== Material shown ==

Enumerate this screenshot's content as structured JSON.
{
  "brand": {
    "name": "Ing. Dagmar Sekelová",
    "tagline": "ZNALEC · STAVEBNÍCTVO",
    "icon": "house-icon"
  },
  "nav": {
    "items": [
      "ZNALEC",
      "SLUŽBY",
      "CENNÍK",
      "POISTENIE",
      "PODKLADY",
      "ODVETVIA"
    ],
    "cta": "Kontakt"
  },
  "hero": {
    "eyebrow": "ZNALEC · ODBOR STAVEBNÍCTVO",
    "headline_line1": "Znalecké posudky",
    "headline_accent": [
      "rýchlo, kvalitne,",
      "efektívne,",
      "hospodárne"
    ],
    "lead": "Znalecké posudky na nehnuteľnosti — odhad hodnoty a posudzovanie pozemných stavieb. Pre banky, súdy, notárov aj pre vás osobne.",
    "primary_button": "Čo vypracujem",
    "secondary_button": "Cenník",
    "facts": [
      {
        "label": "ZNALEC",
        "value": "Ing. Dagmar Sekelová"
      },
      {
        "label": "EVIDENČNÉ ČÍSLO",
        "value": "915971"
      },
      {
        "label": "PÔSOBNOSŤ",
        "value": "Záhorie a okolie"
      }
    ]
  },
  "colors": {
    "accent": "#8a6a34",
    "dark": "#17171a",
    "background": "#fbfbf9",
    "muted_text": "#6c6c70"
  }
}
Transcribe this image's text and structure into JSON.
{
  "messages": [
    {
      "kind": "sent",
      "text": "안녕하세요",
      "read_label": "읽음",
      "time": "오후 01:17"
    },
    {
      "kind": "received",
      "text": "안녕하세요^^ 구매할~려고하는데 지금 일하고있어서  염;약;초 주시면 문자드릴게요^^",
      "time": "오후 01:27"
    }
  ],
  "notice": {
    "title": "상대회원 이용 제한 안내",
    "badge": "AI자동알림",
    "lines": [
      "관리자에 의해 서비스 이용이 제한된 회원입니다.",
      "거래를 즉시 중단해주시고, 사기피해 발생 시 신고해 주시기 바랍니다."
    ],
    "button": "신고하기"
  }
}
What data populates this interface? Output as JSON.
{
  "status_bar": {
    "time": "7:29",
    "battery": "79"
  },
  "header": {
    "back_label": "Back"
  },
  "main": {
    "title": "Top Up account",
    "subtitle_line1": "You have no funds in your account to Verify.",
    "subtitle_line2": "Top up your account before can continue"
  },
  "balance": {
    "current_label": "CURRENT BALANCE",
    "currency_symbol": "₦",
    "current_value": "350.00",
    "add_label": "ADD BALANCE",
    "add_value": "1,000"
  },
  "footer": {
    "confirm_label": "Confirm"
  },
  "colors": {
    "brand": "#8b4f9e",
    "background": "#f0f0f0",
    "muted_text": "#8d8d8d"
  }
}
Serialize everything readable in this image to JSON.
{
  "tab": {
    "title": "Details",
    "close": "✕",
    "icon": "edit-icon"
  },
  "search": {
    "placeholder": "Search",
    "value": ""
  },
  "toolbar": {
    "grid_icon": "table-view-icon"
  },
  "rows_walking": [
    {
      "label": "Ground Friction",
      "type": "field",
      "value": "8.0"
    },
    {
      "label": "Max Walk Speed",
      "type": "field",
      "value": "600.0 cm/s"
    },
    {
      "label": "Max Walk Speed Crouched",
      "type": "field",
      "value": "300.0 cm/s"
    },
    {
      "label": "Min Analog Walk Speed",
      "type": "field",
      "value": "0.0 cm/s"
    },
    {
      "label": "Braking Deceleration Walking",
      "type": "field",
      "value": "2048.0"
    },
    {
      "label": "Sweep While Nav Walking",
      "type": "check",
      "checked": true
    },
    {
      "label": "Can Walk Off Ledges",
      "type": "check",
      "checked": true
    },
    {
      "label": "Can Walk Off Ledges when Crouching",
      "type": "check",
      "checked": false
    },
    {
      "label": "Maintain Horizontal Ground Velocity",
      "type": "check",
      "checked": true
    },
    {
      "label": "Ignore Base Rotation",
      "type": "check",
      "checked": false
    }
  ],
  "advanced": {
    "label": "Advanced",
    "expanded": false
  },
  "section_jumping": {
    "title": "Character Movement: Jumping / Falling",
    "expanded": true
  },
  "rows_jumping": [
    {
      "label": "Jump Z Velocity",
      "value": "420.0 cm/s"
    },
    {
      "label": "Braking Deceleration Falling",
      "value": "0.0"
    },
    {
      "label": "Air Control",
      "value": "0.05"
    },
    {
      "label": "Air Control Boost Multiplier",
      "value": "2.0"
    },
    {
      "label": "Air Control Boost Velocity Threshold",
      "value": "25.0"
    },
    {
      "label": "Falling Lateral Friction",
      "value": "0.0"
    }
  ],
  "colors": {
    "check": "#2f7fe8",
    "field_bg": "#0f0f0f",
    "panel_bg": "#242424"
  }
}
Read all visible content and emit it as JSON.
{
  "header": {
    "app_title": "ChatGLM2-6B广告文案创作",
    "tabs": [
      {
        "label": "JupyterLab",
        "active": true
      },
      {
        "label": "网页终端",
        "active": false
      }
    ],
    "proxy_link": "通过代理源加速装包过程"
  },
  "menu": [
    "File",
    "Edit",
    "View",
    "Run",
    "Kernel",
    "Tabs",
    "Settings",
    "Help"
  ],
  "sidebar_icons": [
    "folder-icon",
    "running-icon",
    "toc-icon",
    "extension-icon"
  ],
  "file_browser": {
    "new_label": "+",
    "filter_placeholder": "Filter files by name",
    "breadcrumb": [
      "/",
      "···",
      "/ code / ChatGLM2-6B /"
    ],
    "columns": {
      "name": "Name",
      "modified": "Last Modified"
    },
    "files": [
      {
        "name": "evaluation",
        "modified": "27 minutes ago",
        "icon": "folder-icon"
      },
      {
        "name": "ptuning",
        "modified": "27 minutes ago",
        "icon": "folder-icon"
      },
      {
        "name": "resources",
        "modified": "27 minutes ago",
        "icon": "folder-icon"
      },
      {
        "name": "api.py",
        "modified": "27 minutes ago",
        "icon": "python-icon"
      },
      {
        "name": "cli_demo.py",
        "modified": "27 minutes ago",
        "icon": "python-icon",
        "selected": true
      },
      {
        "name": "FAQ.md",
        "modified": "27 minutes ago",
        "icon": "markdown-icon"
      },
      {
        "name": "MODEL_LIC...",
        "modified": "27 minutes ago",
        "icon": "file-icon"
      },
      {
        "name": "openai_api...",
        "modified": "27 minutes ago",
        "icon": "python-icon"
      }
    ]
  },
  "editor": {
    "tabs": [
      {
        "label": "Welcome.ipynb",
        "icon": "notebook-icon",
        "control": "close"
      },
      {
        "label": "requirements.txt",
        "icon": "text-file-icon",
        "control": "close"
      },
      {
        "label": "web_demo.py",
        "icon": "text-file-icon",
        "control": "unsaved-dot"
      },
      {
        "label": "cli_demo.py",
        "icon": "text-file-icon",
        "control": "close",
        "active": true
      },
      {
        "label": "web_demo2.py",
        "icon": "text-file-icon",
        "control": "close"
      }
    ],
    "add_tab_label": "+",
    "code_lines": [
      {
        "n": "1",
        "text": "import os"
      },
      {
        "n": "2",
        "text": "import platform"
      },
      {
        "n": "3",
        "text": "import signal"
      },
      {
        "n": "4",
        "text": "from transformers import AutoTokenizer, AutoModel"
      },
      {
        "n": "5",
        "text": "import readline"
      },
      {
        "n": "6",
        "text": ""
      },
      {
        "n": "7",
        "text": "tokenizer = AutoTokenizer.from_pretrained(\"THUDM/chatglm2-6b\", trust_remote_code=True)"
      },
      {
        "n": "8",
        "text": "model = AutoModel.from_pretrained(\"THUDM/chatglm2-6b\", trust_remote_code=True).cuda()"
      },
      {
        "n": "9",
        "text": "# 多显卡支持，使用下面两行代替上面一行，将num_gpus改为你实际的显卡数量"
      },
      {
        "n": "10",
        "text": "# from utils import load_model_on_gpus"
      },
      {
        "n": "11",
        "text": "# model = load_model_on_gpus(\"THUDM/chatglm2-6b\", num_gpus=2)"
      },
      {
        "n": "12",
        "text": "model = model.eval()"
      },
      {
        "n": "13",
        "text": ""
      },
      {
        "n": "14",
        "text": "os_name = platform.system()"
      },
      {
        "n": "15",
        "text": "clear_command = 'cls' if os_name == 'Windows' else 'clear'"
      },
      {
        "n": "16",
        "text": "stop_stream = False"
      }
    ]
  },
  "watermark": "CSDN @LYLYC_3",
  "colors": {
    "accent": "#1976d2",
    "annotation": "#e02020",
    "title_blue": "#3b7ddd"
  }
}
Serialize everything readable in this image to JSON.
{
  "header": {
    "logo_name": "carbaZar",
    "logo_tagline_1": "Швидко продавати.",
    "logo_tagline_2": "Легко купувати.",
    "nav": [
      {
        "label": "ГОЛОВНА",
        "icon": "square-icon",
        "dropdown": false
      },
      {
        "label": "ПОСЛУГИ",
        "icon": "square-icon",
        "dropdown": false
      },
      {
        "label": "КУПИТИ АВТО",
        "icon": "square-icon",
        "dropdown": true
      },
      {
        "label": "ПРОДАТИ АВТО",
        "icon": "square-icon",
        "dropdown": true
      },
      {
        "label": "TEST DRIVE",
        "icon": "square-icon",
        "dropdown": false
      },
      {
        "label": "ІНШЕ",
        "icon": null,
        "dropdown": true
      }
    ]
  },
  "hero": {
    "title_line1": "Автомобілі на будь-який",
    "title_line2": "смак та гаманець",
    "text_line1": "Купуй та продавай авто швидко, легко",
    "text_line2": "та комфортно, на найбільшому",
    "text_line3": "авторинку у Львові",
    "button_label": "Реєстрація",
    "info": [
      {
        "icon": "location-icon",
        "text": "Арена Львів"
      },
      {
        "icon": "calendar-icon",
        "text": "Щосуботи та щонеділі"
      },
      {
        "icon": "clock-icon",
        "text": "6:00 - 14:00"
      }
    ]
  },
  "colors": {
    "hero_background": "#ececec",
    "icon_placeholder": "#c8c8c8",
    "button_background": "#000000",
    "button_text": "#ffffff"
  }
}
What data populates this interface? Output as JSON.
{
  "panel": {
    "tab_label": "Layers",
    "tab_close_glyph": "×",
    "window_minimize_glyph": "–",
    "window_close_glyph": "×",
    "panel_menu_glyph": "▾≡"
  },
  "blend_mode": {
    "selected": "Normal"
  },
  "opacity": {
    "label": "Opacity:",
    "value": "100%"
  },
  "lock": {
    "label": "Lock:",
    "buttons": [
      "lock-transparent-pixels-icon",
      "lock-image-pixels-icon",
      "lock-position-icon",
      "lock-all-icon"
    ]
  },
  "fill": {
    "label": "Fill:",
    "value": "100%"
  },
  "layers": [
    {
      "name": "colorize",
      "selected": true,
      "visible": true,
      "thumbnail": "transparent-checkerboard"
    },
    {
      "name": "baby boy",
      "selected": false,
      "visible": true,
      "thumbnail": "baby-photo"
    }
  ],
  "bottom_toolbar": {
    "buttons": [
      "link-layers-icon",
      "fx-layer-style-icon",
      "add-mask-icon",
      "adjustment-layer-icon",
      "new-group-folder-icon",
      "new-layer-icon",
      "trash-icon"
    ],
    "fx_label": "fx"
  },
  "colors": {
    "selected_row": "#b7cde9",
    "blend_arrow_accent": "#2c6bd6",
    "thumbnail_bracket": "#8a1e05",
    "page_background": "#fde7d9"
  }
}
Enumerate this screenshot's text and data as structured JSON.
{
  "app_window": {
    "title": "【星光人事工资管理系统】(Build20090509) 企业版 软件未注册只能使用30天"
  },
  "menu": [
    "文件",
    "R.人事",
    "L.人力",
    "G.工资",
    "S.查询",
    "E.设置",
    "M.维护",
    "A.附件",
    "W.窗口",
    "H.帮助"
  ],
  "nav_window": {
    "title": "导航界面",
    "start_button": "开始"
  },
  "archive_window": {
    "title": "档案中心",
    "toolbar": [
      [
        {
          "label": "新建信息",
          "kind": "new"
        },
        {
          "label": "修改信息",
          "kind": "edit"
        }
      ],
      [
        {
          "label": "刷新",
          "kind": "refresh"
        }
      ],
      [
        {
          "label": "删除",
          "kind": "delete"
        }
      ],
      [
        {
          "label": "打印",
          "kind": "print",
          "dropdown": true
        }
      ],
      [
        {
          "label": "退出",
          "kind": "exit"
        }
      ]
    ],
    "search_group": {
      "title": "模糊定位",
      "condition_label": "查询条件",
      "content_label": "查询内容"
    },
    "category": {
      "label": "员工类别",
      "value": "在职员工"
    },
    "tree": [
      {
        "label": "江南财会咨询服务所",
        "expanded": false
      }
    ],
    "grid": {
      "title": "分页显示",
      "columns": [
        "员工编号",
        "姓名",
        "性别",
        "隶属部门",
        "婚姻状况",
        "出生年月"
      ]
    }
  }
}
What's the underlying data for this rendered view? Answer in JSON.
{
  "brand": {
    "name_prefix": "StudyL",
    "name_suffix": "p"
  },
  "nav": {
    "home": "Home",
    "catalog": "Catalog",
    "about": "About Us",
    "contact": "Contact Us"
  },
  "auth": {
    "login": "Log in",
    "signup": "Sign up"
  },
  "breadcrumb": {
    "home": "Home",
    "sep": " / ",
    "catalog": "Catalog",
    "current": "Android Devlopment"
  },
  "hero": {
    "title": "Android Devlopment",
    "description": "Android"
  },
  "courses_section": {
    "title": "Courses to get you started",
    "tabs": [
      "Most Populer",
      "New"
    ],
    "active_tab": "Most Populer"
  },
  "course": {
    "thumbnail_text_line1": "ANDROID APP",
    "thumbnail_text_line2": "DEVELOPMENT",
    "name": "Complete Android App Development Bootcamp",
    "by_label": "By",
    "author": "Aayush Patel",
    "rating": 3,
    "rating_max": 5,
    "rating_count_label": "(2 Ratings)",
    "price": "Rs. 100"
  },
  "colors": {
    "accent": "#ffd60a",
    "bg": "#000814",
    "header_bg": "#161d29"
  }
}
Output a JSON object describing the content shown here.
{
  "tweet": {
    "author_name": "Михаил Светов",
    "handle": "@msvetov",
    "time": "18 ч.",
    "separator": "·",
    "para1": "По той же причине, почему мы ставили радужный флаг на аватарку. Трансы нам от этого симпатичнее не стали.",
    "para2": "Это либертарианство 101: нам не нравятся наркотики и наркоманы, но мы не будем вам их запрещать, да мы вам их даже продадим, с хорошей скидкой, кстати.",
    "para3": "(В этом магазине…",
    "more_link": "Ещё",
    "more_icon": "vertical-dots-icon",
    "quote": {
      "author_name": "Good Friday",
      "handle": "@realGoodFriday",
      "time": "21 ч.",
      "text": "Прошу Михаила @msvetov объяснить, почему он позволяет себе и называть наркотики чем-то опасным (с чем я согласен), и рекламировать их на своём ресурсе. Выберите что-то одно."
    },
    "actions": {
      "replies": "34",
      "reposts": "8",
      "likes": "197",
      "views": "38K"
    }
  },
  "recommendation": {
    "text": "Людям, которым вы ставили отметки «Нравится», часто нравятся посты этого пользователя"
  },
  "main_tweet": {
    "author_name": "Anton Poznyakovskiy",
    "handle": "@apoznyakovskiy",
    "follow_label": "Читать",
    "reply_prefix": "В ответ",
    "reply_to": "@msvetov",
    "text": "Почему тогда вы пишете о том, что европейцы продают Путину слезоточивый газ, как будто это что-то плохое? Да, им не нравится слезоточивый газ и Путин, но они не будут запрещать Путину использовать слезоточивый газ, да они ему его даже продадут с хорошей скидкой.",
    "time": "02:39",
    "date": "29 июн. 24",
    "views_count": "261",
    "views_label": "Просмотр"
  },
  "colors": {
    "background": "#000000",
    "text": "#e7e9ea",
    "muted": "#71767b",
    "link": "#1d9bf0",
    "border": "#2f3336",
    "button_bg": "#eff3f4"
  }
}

===

_What you need to do_. Look through the lines above and collect those with the word "posudky".

_Expected answer_.
    "headline_line1": "Znalecké posudky",
    "lead": "Znalecké posudky na nehnuteľnosti — odhad hodnoty a posudzovanie pozemných stavieb. Pre banky, súdy, notárov aj pre vás osobne.",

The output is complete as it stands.